**GIVEN PROBLEM:** Copy out the rows below line for line, keeping every character unchanged, and leave out the pictures.

**INPUT DATA:**
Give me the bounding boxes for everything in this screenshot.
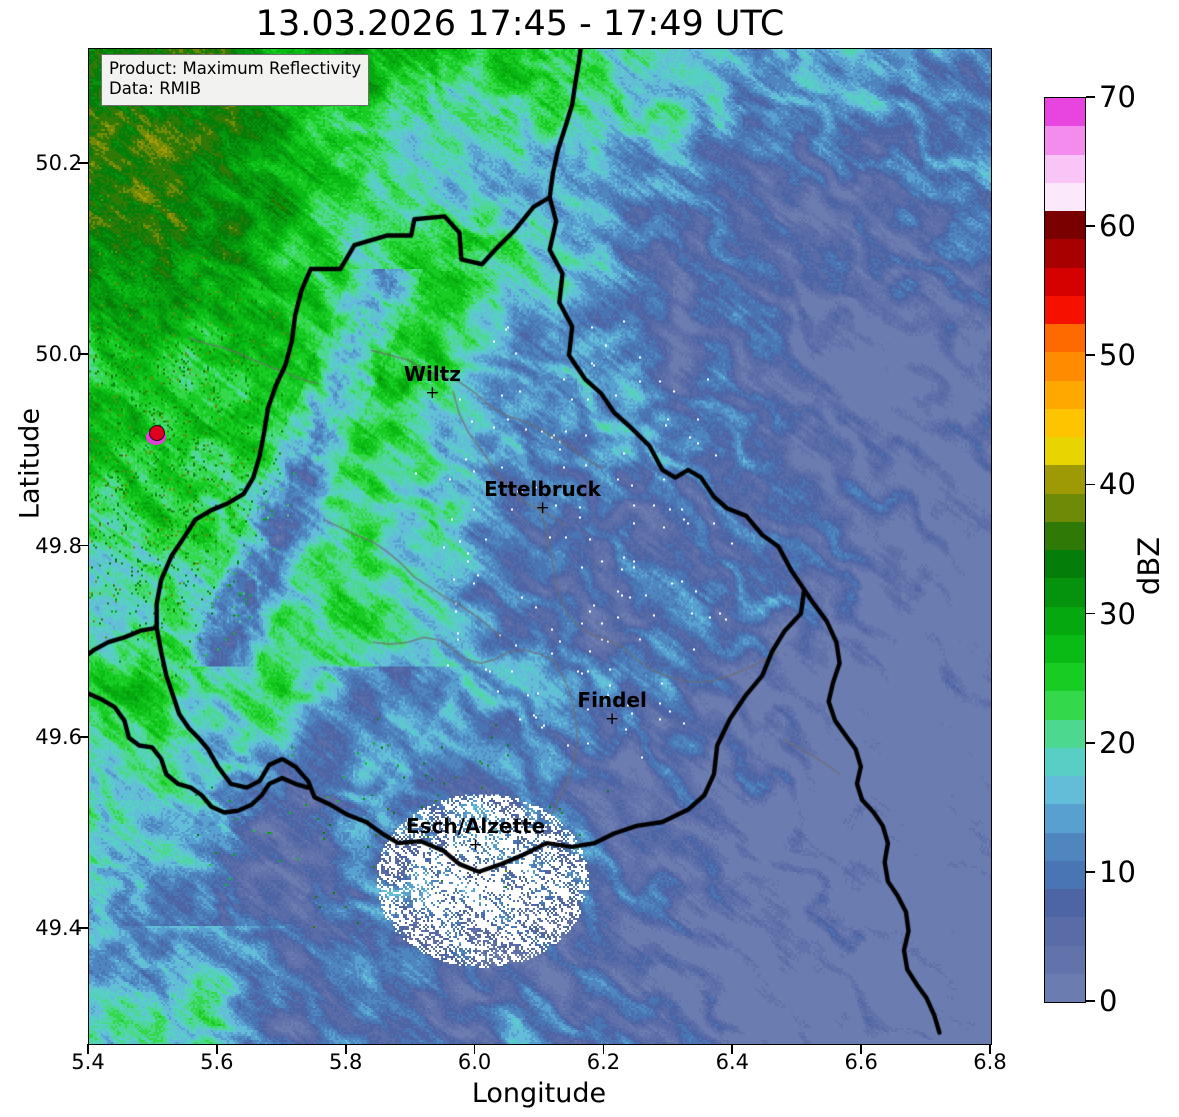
colorbar-tick-label: 40: [1099, 467, 1136, 502]
latitude-tick-mark: [78, 927, 88, 929]
longitude-tick-mark: [87, 1044, 89, 1054]
colorbar-tick-label: 70: [1099, 80, 1136, 114]
colorbar-tick-label: 20: [1099, 725, 1136, 760]
longitude-tick-mark: [344, 1044, 347, 1054]
product-info-box: Product: Maximum Reflectivity Data: RMIB: [101, 54, 370, 106]
x-axis-label: Longitude: [471, 1078, 607, 1109]
colorbar-tick-mark: [1086, 612, 1095, 615]
colorbar-band: [1045, 182, 1085, 211]
colorbar-band: [1045, 295, 1085, 324]
colorbar-tick-mark: [1086, 483, 1095, 486]
latitude-tick-label: 49.8: [35, 533, 82, 558]
colorbar-tick-mark: [1086, 225, 1095, 227]
latitude-tick-mark: [78, 353, 88, 355]
y-axis-label: Latitude: [14, 407, 46, 520]
longitude-tick-label: 6.0: [457, 1050, 492, 1074]
colorbar-band: [1045, 521, 1085, 550]
colorbar-tick-mark: [1086, 354, 1095, 357]
colorbar-band: [1045, 154, 1085, 183]
colorbar-band: [1045, 408, 1085, 437]
colorbar-band: [1045, 747, 1085, 776]
radar-map-plot[interactable]: Product: Maximum Reflectivity Data: RMIB…: [88, 48, 992, 1045]
colorbar-band: [1045, 889, 1085, 918]
colorbar-band: [1045, 493, 1085, 522]
latitude-tick-mark: [78, 544, 88, 547]
map-borders-overlay: [89, 49, 991, 1044]
radar-site-dot: [149, 425, 166, 442]
latitude-tick-label: 49.6: [35, 724, 82, 749]
latitude-tick-mark: [78, 162, 88, 164]
longitude-tick-mark: [473, 1044, 476, 1054]
latitude-tick-label: 50.2: [35, 150, 82, 175]
latitude-tick-label: 49.4: [35, 916, 82, 941]
colorbar-band: [1045, 211, 1085, 240]
longitude-tick-label: 5.6: [200, 1050, 234, 1074]
colorbar-band: [1045, 465, 1085, 494]
latitude-tick-label: 50.0: [35, 342, 82, 367]
longitude-tick-label: 6.8: [973, 1050, 1007, 1074]
colorbar-band: [1045, 634, 1085, 663]
colorbar-band: [1045, 804, 1085, 833]
info-product-line: Product: Maximum Reflectivity: [109, 59, 362, 78]
dbz-colorbar[interactable]: [1044, 97, 1086, 1003]
colorbar-band: [1045, 239, 1085, 268]
longitude-tick-mark: [216, 1044, 218, 1054]
longitude-tick-label: 5.8: [329, 1050, 363, 1074]
colorbar-band: [1045, 98, 1085, 127]
longitude-tick-mark: [731, 1044, 734, 1054]
longitude-tick-label: 6.4: [715, 1050, 749, 1074]
colorbar-band: [1045, 550, 1085, 579]
colorbar-band: [1045, 606, 1085, 635]
longitude-tick-mark: [602, 1044, 605, 1054]
colorbar-band: [1045, 380, 1085, 409]
colorbar-band: [1045, 945, 1085, 974]
colorbar-band: [1045, 860, 1085, 889]
colorbar-band: [1045, 663, 1085, 692]
longitude-tick-label: 6.6: [844, 1050, 878, 1074]
page-title: 13.03.2026 17:45 - 17:49 UTC: [255, 4, 785, 44]
latitude-tick-mark: [78, 736, 88, 738]
colorbar-tick-label: 60: [1099, 209, 1136, 244]
colorbar-band: [1045, 776, 1085, 805]
colorbar-band: [1045, 324, 1085, 353]
colorbar-tick-label: 10: [1099, 854, 1136, 889]
colorbar-band: [1045, 352, 1085, 381]
colorbar-tick-mark: [1086, 96, 1095, 98]
colorbar-band: [1045, 917, 1085, 946]
colorbar-band: [1045, 832, 1085, 861]
colorbar-tick-mark: [1086, 741, 1095, 744]
colorbar-band: [1045, 691, 1085, 720]
colorbar-band: [1045, 578, 1085, 607]
longitude-tick-mark: [860, 1044, 862, 1054]
colorbar-tick-mark: [1086, 1000, 1095, 1002]
longitude-tick-mark: [989, 1044, 991, 1054]
colorbar-band: [1045, 437, 1085, 466]
info-data-line: Data: RMIB: [109, 79, 202, 99]
colorbar-band: [1045, 267, 1085, 296]
longitude-tick-label: 6.2: [586, 1050, 621, 1074]
longitude-tick-label: 5.4: [71, 1050, 105, 1074]
colorbar-tick-mark: [1086, 871, 1095, 873]
colorbar-band: [1045, 126, 1085, 155]
colorbar-tick-label: 50: [1099, 338, 1136, 373]
colorbar-band: [1045, 973, 1085, 1002]
colorbar-band: [1045, 719, 1085, 748]
colorbar-tick-label: 30: [1099, 596, 1136, 631]
colorbar-tick-label: 0: [1099, 984, 1118, 1018]
colorbar-axis-label: dBZ: [1132, 536, 1166, 596]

**EXERCISE ANSWER:**
Give me the bounding boxes for everything in this screenshot.
colorbar-tick-label: 40: [1099, 467, 1136, 502]
latitude-tick-mark: [78, 927, 88, 929]
longitude-tick-mark: [87, 1044, 89, 1054]
colorbar-tick-label: 70: [1099, 80, 1136, 114]
colorbar-tick-label: 20: [1099, 725, 1136, 760]
longitude-tick-mark: [344, 1044, 347, 1054]
product-info-box: Product: Maximum Reflectivity Data: RMIB: [101, 54, 370, 106]
x-axis-label: Longitude: [471, 1078, 607, 1109]
colorbar-tick-mark: [1086, 612, 1095, 615]
colorbar-band: [1045, 182, 1085, 211]
colorbar-band: [1045, 295, 1085, 324]
colorbar-tick-mark: [1086, 483, 1095, 486]
latitude-tick-label: 49.8: [35, 533, 82, 558]
colorbar-tick-mark: [1086, 225, 1095, 227]
latitude-tick-mark: [78, 353, 88, 355]
y-axis-label: Latitude: [14, 407, 46, 520]
longitude-tick-label: 6.0: [457, 1050, 492, 1074]
colorbar-band: [1045, 521, 1085, 550]
colorbar-tick-mark: [1086, 354, 1095, 357]
colorbar-band: [1045, 154, 1085, 183]
colorbar-band: [1045, 408, 1085, 437]
colorbar-band: [1045, 747, 1085, 776]
radar-map-plot[interactable]: Product: Maximum Reflectivity Data: RMIB…: [88, 48, 992, 1045]
colorbar-band: [1045, 889, 1085, 918]
colorbar-band: [1045, 493, 1085, 522]
latitude-tick-mark: [78, 544, 88, 547]
map-borders-overlay: [89, 49, 991, 1044]
radar-site-dot: [149, 425, 166, 442]
latitude-tick-label: 49.6: [35, 724, 82, 749]
latitude-tick-mark: [78, 162, 88, 164]
longitude-tick-mark: [473, 1044, 476, 1054]
latitude-tick-label: 50.2: [35, 150, 82, 175]
latitude-tick-label: 49.4: [35, 916, 82, 941]
colorbar-band: [1045, 211, 1085, 240]
longitude-tick-label: 5.6: [200, 1050, 234, 1074]
colorbar-band: [1045, 465, 1085, 494]
latitude-tick-label: 50.0: [35, 342, 82, 367]
longitude-tick-label: 6.8: [973, 1050, 1007, 1074]
colorbar-band: [1045, 634, 1085, 663]
colorbar-band: [1045, 804, 1085, 833]
info-product-line: Product: Maximum Reflectivity: [109, 59, 362, 78]
dbz-colorbar[interactable]: [1044, 97, 1086, 1003]
colorbar-band: [1045, 239, 1085, 268]
longitude-tick-mark: [216, 1044, 218, 1054]
longitude-tick-label: 5.8: [329, 1050, 363, 1074]
colorbar-band: [1045, 98, 1085, 127]
longitude-tick-mark: [731, 1044, 734, 1054]
longitude-tick-label: 6.4: [715, 1050, 749, 1074]
colorbar-band: [1045, 550, 1085, 579]
colorbar-band: [1045, 606, 1085, 635]
longitude-tick-mark: [602, 1044, 605, 1054]
colorbar-band: [1045, 380, 1085, 409]
colorbar-band: [1045, 945, 1085, 974]
colorbar-band: [1045, 860, 1085, 889]
colorbar-band: [1045, 663, 1085, 692]
longitude-tick-label: 6.6: [844, 1050, 878, 1074]
page-title: 13.03.2026 17:45 - 17:49 UTC: [255, 4, 785, 44]
latitude-tick-mark: [78, 736, 88, 738]
colorbar-tick-label: 60: [1099, 209, 1136, 244]
colorbar-band: [1045, 776, 1085, 805]
colorbar-band: [1045, 324, 1085, 353]
colorbar-tick-label: 10: [1099, 854, 1136, 889]
colorbar-band: [1045, 352, 1085, 381]
colorbar-tick-mark: [1086, 96, 1095, 98]
colorbar-band: [1045, 917, 1085, 946]
colorbar-band: [1045, 832, 1085, 861]
colorbar-tick-mark: [1086, 741, 1095, 744]
colorbar-band: [1045, 691, 1085, 720]
colorbar-band: [1045, 578, 1085, 607]
longitude-tick-mark: [860, 1044, 862, 1054]
colorbar-tick-mark: [1086, 1000, 1095, 1002]
longitude-tick-mark: [989, 1044, 991, 1054]
colorbar-band: [1045, 437, 1085, 466]
info-data-line: Data: RMIB: [109, 79, 202, 99]
colorbar-band: [1045, 267, 1085, 296]
longitude-tick-label: 6.2: [586, 1050, 621, 1074]
longitude-tick-label: 5.4: [71, 1050, 105, 1074]
colorbar-tick-mark: [1086, 871, 1095, 873]
colorbar-band: [1045, 126, 1085, 155]
colorbar-tick-label: 50: [1099, 338, 1136, 373]
colorbar-band: [1045, 973, 1085, 1002]
colorbar-band: [1045, 719, 1085, 748]
colorbar-tick-label: 30: [1099, 596, 1136, 631]
colorbar-tick-label: 0: [1099, 984, 1118, 1018]
colorbar-axis-label: dBZ: [1132, 536, 1166, 596]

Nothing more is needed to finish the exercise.